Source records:
+ + + + + + +

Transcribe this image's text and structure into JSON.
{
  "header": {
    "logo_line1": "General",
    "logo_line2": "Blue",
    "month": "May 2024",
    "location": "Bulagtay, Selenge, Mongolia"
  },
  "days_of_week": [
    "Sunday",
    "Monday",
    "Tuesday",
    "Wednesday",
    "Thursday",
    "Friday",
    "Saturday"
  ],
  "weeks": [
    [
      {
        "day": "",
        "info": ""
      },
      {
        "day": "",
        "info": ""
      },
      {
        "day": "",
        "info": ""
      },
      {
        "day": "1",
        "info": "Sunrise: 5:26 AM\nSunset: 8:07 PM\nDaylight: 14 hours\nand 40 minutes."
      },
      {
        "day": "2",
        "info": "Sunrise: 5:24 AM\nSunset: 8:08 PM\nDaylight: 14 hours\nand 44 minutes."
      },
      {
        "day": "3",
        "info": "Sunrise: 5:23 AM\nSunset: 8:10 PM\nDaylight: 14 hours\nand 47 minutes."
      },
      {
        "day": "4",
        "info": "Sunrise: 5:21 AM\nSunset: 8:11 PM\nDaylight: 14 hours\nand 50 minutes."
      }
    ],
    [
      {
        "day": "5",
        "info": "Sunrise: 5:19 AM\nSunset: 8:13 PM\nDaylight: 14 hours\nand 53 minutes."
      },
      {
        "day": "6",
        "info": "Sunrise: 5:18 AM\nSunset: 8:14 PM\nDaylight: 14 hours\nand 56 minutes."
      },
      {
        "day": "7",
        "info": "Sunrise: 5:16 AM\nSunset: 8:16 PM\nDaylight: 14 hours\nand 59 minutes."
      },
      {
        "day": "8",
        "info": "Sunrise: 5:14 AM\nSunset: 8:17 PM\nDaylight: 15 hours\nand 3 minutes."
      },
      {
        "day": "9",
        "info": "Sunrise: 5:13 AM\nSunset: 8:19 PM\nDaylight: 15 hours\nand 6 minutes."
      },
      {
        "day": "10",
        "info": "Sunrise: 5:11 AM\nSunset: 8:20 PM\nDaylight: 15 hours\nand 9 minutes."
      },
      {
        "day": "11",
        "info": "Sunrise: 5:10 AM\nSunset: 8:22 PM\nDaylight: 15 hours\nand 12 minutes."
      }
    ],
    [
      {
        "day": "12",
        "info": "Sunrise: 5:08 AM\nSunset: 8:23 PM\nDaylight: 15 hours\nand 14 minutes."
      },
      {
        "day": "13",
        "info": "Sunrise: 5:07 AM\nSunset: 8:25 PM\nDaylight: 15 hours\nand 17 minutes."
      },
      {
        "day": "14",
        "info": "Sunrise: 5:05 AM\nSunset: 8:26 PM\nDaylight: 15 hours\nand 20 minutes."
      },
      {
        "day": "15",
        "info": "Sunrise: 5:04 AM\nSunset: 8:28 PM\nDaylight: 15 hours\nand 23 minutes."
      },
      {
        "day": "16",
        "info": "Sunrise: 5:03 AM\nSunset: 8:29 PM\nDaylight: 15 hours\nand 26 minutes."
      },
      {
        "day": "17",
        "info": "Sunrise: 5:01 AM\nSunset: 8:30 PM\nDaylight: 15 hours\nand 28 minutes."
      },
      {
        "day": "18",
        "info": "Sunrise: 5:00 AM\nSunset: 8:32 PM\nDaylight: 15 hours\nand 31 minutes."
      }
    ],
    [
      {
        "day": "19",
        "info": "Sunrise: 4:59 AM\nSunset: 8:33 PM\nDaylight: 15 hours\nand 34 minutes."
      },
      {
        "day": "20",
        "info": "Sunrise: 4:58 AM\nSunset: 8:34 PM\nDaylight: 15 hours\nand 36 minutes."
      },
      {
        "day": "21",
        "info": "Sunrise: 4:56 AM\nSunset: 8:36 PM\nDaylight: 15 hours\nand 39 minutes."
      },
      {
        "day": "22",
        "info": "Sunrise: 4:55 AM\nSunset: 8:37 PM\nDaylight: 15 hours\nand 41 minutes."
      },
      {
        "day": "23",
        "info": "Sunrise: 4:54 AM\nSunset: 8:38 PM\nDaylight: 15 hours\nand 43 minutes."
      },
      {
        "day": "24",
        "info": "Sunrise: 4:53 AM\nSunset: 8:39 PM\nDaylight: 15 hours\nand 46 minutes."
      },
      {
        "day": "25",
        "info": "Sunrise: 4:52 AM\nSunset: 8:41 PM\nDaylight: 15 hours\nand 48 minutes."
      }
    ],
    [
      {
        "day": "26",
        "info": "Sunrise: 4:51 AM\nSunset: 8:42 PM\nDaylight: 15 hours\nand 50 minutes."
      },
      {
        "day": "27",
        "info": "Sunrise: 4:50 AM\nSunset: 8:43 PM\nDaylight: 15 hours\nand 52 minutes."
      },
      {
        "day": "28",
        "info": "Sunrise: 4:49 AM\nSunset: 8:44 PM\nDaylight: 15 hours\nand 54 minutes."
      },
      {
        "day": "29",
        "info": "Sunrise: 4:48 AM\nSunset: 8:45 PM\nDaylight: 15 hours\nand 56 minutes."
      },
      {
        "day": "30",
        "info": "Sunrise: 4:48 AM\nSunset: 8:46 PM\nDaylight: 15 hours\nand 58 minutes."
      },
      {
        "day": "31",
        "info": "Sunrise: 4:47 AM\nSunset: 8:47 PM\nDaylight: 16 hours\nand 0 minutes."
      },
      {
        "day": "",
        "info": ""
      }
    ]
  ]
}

+ + + + + + +

* [Given request]:
Your task is to reproduce the whole listing exactly.

* [Solution to this problem]:
Transcribe this image's text and structure into JSON.
{
  "header": {
    "logo_line1": "General",
    "logo_line2": "Blue",
    "month": "May 2024",
    "location": "Bulagtay, Selenge, Mongolia"
  },
  "days_of_week": [
    "Sunday",
    "Monday",
    "Tuesday",
    "Wednesday",
    "Thursday",
    "Friday",
    "Saturday"
  ],
  "weeks": [
    [
      {
        "day": "",
        "info": ""
      },
      {
        "day": "",
        "info": ""
      },
      {
        "day": "",
        "info": ""
      },
      {
        "day": "1",
        "info": "Sunrise: 5:26 AM\nSunset: 8:07 PM\nDaylight: 14 hours\nand 40 minutes."
      },
      {
        "day": "2",
        "info": "Sunrise: 5:24 AM\nSunset: 8:08 PM\nDaylight: 14 hours\nand 44 minutes."
      },
      {
        "day": "3",
        "info": "Sunrise: 5:23 AM\nSunset: 8:10 PM\nDaylight: 14 hours\nand 47 minutes."
      },
      {
        "day": "4",
        "info": "Sunrise: 5:21 AM\nSunset: 8:11 PM\nDaylight: 14 hours\nand 50 minutes."
      }
    ],
    [
      {
        "day": "5",
        "info": "Sunrise: 5:19 AM\nSunset: 8:13 PM\nDaylight: 14 hours\nand 53 minutes."
      },
      {
        "day": "6",
        "info": "Sunrise: 5:18 AM\nSunset: 8:14 PM\nDaylight: 14 hours\nand 56 minutes."
      },
      {
        "day": "7",
        "info": "Sunrise: 5:16 AM\nSunset: 8:16 PM\nDaylight: 14 hours\nand 59 minutes."
      },
      {
        "day": "8",
        "info": "Sunrise: 5:14 AM\nSunset: 8:17 PM\nDaylight: 15 hours\nand 3 minutes."
      },
      {
        "day": "9",
        "info": "Sunrise: 5:13 AM\nSunset: 8:19 PM\nDaylight: 15 hours\nand 6 minutes."
      },
      {
        "day": "10",
        "info": "Sunrise: 5:11 AM\nSunset: 8:20 PM\nDaylight: 15 hours\nand 9 minutes."
      },
      {
        "day": "11",
        "info": "Sunrise: 5:10 AM\nSunset: 8:22 PM\nDaylight: 15 hours\nand 12 minutes."
      }
    ],
    [
      {
        "day": "12",
        "info": "Sunrise: 5:08 AM\nSunset: 8:23 PM\nDaylight: 15 hours\nand 14 minutes."
      },
      {
        "day": "13",
        "info": "Sunrise: 5:07 AM\nSunset: 8:25 PM\nDaylight: 15 hours\nand 17 minutes."
      },
      {
        "day": "14",
        "info": "Sunrise: 5:05 AM\nSunset: 8:26 PM\nDaylight: 15 hours\nand 20 minutes."
      },
      {
        "day": "15",
        "info": "Sunrise: 5:04 AM\nSunset: 8:28 PM\nDaylight: 15 hours\nand 23 minutes."
      },
      {
        "day": "16",
        "info": "Sunrise: 5:03 AM\nSunset: 8:29 PM\nDaylight: 15 hours\nand 26 minutes."
      },
      {
        "day": "17",
        "info": "Sunrise: 5:01 AM\nSunset: 8:30 PM\nDaylight: 15 hours\nand 28 minutes."
      },
      {
        "day": "18",
        "info": "Sunrise: 5:00 AM\nSunset: 8:32 PM\nDaylight: 15 hours\nand 31 minutes."
      }
    ],
    [
      {
        "day": "19",
        "info": "Sunrise: 4:59 AM\nSunset: 8:33 PM\nDaylight: 15 hours\nand 34 minutes."
      },
      {
        "day": "20",
        "info": "Sunrise: 4:58 AM\nSunset: 8:34 PM\nDaylight: 15 hours\nand 36 minutes."
      },
      {
        "day": "21",
        "info": "Sunrise: 4:56 AM\nSunset: 8:36 PM\nDaylight: 15 hours\nand 39 minutes."
      },
      {
        "day": "22",
        "info": "Sunrise: 4:55 AM\nSunset: 8:37 PM\nDaylight: 15 hours\nand 41 minutes."
      },
      {
        "day": "23",
        "info": "Sunrise: 4:54 AM\nSunset: 8:38 PM\nDaylight: 15 hours\nand 43 minutes."
      },
      {
        "day": "24",
        "info": "Sunrise: 4:53 AM\nSunset: 8:39 PM\nDaylight: 15 hours\nand 46 minutes."
      },
      {
        "day": "25",
        "info": "Sunrise: 4:52 AM\nSunset: 8:41 PM\nDaylight: 15 hours\nand 48 minutes."
      }
    ],
    [
      {
        "day": "26",
        "info": "Sunrise: 4:51 AM\nSunset: 8:42 PM\nDaylight: 15 hours\nand 50 minutes."
      },
      {
        "day": "27",
        "info": "Sunrise: 4:50 AM\nSunset: 8:43 PM\nDaylight: 15 hours\nand 52 minutes."
      },
      {
        "day": "28",
        "info": "Sunrise: 4:49 AM\nSunset: 8:44 PM\nDaylight: 15 hours\nand 54 minutes."
      },
      {
        "day": "29",
        "info": "Sunrise: 4:48 AM\nSunset: 8:45 PM\nDaylight: 15 hours\nand 56 minutes."
      },
      {
        "day": "30",
        "info": "Sunrise: 4:48 AM\nSunset: 8:46 PM\nDaylight: 15 hours\nand 58 minutes."
      },
      {
        "day": "31",
        "info": "Sunrise: 4:47 AM\nSunset: 8:47 PM\nDaylight: 16 hours\nand 0 minutes."
      },
      {
        "day": "",
        "info": ""
      }
    ]
  ]
}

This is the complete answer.